Stored entries

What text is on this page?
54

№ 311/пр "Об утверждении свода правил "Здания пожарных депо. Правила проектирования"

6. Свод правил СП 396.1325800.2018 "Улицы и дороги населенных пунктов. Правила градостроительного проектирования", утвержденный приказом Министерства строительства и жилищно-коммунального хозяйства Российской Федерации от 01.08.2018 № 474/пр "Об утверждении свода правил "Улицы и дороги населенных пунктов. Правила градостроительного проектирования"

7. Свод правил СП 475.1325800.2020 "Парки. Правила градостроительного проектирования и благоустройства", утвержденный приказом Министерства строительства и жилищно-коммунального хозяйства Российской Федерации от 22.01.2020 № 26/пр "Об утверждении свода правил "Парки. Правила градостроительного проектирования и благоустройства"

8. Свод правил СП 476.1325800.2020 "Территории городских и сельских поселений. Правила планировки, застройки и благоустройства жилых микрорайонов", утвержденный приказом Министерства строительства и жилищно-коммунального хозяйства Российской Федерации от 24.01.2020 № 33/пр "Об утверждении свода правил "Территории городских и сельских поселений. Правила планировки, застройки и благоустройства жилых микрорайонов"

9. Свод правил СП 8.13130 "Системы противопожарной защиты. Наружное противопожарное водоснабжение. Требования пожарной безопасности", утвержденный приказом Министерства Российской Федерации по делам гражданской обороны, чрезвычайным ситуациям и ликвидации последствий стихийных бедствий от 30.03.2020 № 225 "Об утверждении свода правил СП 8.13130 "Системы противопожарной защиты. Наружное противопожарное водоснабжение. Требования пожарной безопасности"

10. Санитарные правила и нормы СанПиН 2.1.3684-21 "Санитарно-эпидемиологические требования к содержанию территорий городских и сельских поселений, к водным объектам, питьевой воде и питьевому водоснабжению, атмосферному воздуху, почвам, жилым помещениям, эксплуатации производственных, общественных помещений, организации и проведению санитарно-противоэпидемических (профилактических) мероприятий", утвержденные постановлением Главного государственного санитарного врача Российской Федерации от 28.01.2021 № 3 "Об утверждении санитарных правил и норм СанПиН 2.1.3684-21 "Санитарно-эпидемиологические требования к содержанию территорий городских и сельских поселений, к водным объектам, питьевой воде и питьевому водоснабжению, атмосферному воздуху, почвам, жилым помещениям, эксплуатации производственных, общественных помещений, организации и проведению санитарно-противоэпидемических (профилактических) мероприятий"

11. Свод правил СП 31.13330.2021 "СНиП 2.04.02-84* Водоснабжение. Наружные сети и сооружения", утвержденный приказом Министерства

*What to produce*.
Looking at the listing above, how many of its lines contain the string "сельских"? Give the number alone.

*Answer for the task*.
2